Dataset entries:
==============================
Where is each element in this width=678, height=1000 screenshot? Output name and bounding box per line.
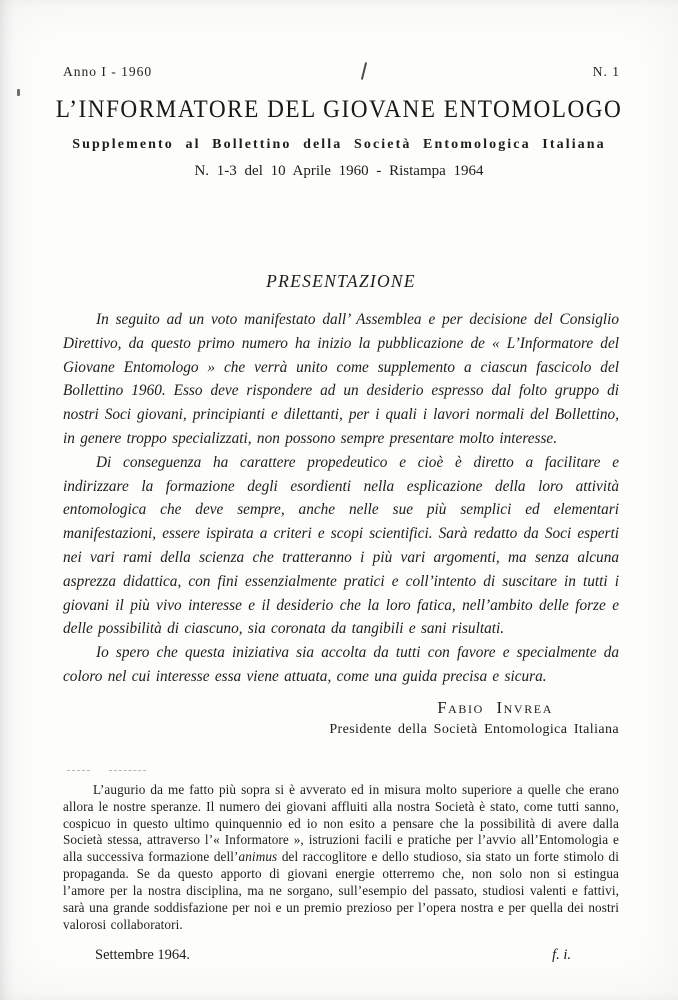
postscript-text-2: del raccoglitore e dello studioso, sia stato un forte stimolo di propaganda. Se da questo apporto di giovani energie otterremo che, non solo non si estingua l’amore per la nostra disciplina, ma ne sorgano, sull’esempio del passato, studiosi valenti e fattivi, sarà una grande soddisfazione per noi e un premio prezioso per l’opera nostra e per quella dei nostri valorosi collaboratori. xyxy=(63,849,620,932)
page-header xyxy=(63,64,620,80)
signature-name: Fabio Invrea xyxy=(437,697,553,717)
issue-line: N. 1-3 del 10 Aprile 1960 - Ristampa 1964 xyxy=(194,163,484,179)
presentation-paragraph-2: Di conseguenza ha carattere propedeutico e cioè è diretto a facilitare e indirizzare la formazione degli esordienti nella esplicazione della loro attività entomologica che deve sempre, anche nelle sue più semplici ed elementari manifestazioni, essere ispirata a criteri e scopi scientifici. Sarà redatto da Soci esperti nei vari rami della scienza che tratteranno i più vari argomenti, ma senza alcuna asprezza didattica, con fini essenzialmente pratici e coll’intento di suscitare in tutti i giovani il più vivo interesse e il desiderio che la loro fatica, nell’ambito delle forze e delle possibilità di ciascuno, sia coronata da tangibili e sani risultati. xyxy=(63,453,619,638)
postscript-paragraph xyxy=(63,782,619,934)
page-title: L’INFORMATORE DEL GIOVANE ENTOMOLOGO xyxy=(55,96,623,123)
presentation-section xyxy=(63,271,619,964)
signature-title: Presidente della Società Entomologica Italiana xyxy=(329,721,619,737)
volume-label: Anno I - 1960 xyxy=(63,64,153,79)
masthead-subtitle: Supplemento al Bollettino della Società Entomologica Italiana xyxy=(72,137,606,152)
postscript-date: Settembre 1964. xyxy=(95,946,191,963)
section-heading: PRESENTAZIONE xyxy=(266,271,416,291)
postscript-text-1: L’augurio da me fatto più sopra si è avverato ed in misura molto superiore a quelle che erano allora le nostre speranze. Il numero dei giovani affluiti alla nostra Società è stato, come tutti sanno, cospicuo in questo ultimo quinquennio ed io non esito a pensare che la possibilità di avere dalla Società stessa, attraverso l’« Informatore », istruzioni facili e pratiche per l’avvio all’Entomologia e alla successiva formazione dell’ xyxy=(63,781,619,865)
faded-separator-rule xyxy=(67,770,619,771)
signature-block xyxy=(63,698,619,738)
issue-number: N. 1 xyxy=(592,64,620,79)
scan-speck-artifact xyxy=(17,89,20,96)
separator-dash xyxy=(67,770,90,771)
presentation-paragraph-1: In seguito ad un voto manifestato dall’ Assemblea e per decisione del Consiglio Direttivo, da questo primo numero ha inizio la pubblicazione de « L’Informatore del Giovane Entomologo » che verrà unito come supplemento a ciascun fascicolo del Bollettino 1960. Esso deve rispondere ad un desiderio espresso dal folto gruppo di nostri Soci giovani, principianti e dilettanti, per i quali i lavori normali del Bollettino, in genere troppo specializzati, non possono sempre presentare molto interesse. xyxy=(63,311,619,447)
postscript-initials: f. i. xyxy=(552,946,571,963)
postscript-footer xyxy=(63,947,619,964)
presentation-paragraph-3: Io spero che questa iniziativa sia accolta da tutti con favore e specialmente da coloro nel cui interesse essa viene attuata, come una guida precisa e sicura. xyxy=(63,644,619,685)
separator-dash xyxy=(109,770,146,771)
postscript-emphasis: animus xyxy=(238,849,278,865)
==============================
Starting with the line that contains "postscript-text-2: del raccoglitore" and going on through the line that contains "section-heading: PRESENTAZIONE xyxy=(266,271,416,291)", write those lines out again, swapping "Società" for "Associazione" and leaving everything else unchanged.

SOLUTION BELOW ::
postscript-text-2: del raccoglitore e dello studioso, sia stato un forte stimolo di propaganda. Se da questo apporto di giovani energie otterremo che, non solo non si estingua l’amore per la nostra disciplina, ma ne sorgano, sull’esempio del passato, studiosi valenti e fattivi, sarà una grande soddisfazione per noi e un premio prezioso per l’opera nostra e per quella dei nostri valorosi collaboratori. xyxy=(63,849,620,932)
page-header xyxy=(63,64,620,80)
signature-name: Fabio Invrea xyxy=(437,697,553,717)
issue-line: N. 1-3 del 10 Aprile 1960 - Ristampa 1964 xyxy=(194,163,484,179)
presentation-paragraph-2: Di conseguenza ha carattere propedeutico e cioè è diretto a facilitare e indirizzare la formazione degli esordienti nella esplicazione della loro attività entomologica che deve sempre, anche nelle sue più semplici ed elementari manifestazioni, essere ispirata a criteri e scopi scientifici. Sarà redatto da Soci esperti nei vari rami della scienza che tratteranno i più vari argomenti, ma senza alcuna asprezza didattica, con fini essenzialmente pratici e coll’intento di suscitare in tutti i giovani il più vivo interesse e il desiderio che la loro fatica, nell’ambito delle forze e delle possibilità di ciascuno, sia coronata da tangibili e sani risultati. xyxy=(63,453,619,638)
postscript-paragraph xyxy=(63,782,619,934)
page-title: L’INFORMATORE DEL GIOVANE ENTOMOLOGO xyxy=(55,96,623,123)
presentation-section xyxy=(63,271,619,964)
signature-title: Presidente della Associazione Entomologica Italiana xyxy=(329,721,619,737)
volume-label: Anno I - 1960 xyxy=(63,64,153,79)
masthead-subtitle: Supplemento al Bollettino della Associazione Entomologica Italiana xyxy=(72,137,606,152)
postscript-date: Settembre 1964. xyxy=(95,946,191,963)
section-heading: PRESENTAZIONE xyxy=(266,271,416,291)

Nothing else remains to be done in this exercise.